## Task prompt
Can you transcribe every line exactly and leave the pictures behind?

## Extracted material
--- --- ---
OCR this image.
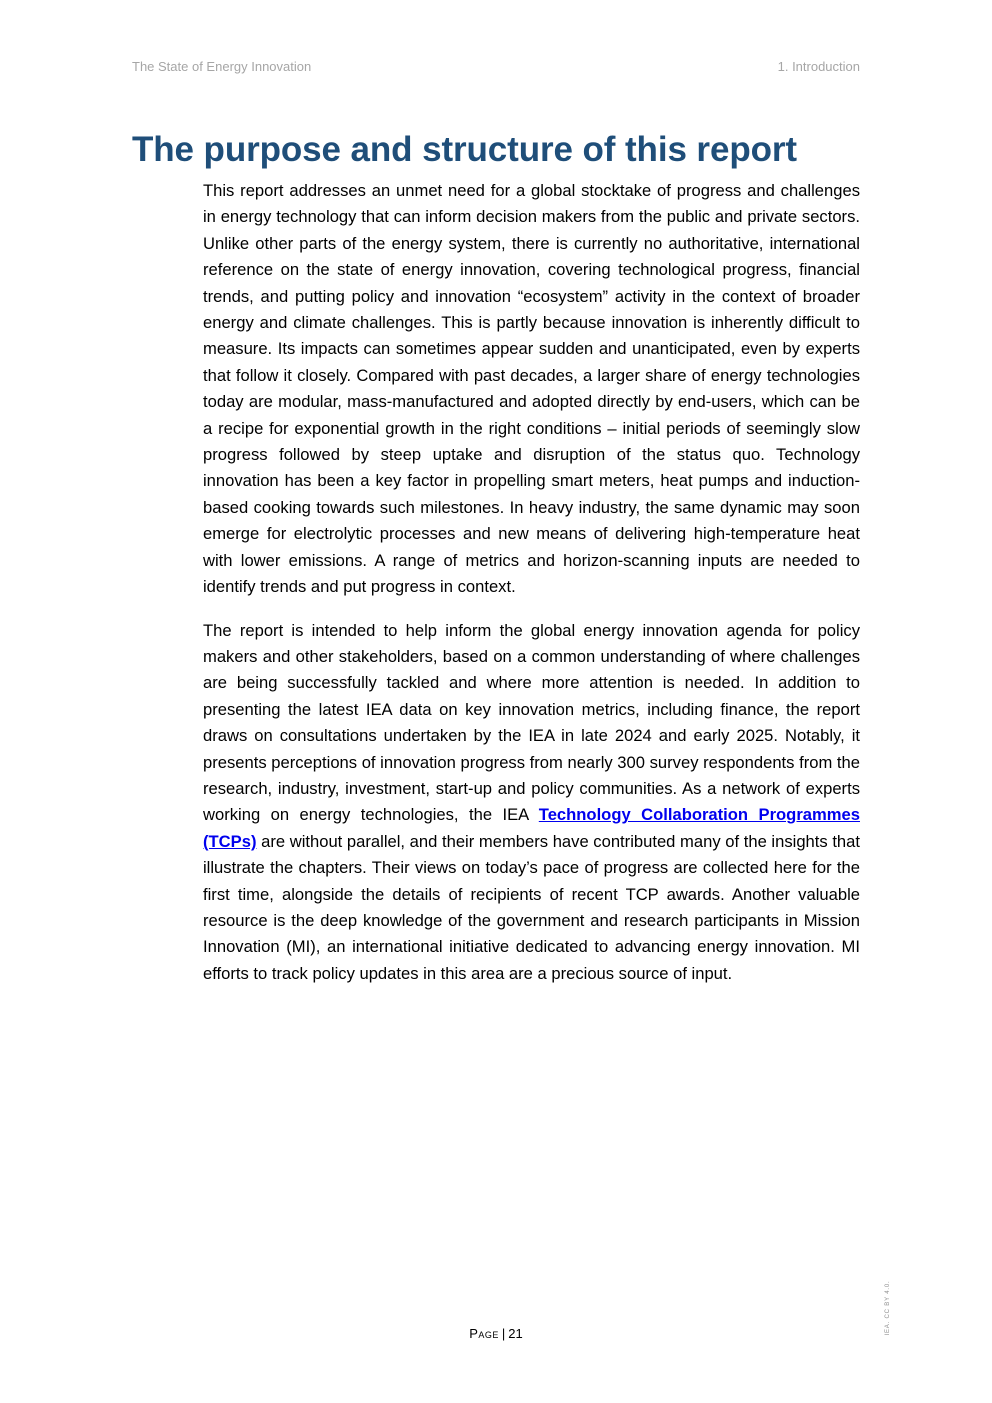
The State of Energy Innovation	1. Introduction
The purpose and structure of this report

This report addresses an unmet need for a global stocktake of progress and challenges in energy technology that can inform decision makers from the public and private sectors. Unlike other parts of the energy system, there is currently no authoritative, international reference on the state of energy innovation, covering technological progress, financial trends, and putting policy and innovation “ecosystem” activity in the context of broader energy and climate challenges. This is partly because innovation is inherently difficult to measure. Its impacts can sometimes appear sudden and unanticipated, even by experts that follow it closely. Compared with past decades, a larger share of energy technologies today are modular, mass-manufactured and adopted directly by end-users, which can be a recipe for exponential growth in the right conditions – initial periods of seemingly slow progress followed by steep uptake and disruption of the status quo. Technology innovation has been a key factor in propelling smart meters, heat pumps and induction-based cooking towards such milestones. In heavy industry, the same dynamic may soon emerge for electrolytic processes and new means of delivering high-temperature heat with lower emissions. A range of metrics and horizon-scanning inputs are needed to identify trends and put progress in context.

The report is intended to help inform the global energy innovation agenda for policy makers and other stakeholders, based on a common understanding of where challenges are being successfully tackled and where more attention is needed. In addition to presenting the latest IEA data on key innovation metrics, including finance, the report draws on consultations undertaken by the IEA in late 2024 and early 2025. Notably, it presents perceptions of innovation progress from nearly 300 survey respondents from the research, industry, investment, start-up and policy communities. As a network of experts working on energy technologies, the IEA Technology Collaboration Programmes (TCPs) are without parallel, and their members have contributed many of the insights that illustrate the chapters. Their views on today’s pace of progress are collected here for the first time, alongside the details of recipients of recent TCP awards. Another valuable resource is the deep knowledge of the government and research participants in Mission Innovation (MI), an international initiative dedicated to advancing energy innovation. MI efforts to track policy updates in this area are a precious source of input.

Page | 21	IEA. CC BY 4.0.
--- --- ---
## Answer to the exercise
OCR this image.
The State of Energy Innovation	1. Introduction
The purpose and structure of this report

This report addresses an unmet need for a global stocktake of progress and challenges in energy technology that can inform decision makers from the public and private sectors. Unlike other parts of the energy system, there is currently no authoritative, international reference on the state of energy innovation, covering technological progress, financial trends, and putting policy and innovation “ecosystem” activity in the context of broader energy and climate challenges. This is partly because innovation is inherently difficult to measure. Its impacts can sometimes appear sudden and unanticipated, even by experts that follow it closely. Compared with past decades, a larger share of energy technologies today are modular, mass-manufactured and adopted directly by end-users, which can be a recipe for exponential growth in the right conditions – initial periods of seemingly slow progress followed by steep uptake and disruption of the status quo. Technology innovation has been a key factor in propelling smart meters, heat pumps and induction-based cooking towards such milestones. In heavy industry, the same dynamic may soon emerge for electrolytic processes and new means of delivering high-temperature heat with lower emissions. A range of metrics and horizon-scanning inputs are needed to identify trends and put progress in context.

The report is intended to help inform the global energy innovation agenda for policy makers and other stakeholders, based on a common understanding of where challenges are being successfully tackled and where more attention is needed. In addition to presenting the latest IEA data on key innovation metrics, including finance, the report draws on consultations undertaken by the IEA in late 2024 and early 2025. Notably, it presents perceptions of innovation progress from nearly 300 survey respondents from the research, industry, investment, start-up and policy communities. As a network of experts working on energy technologies, the IEA Technology Collaboration Programmes (TCPs) are without parallel, and their members have contributed many of the insights that illustrate the chapters. Their views on today’s pace of progress are collected here for the first time, alongside the details of recipients of recent TCP awards. Another valuable resource is the deep knowledge of the government and research participants in Mission Innovation (MI), an international initiative dedicated to advancing energy innovation. MI efforts to track policy updates in this area are a precious source of input.

Page | 21	IEA. CC BY 4.0.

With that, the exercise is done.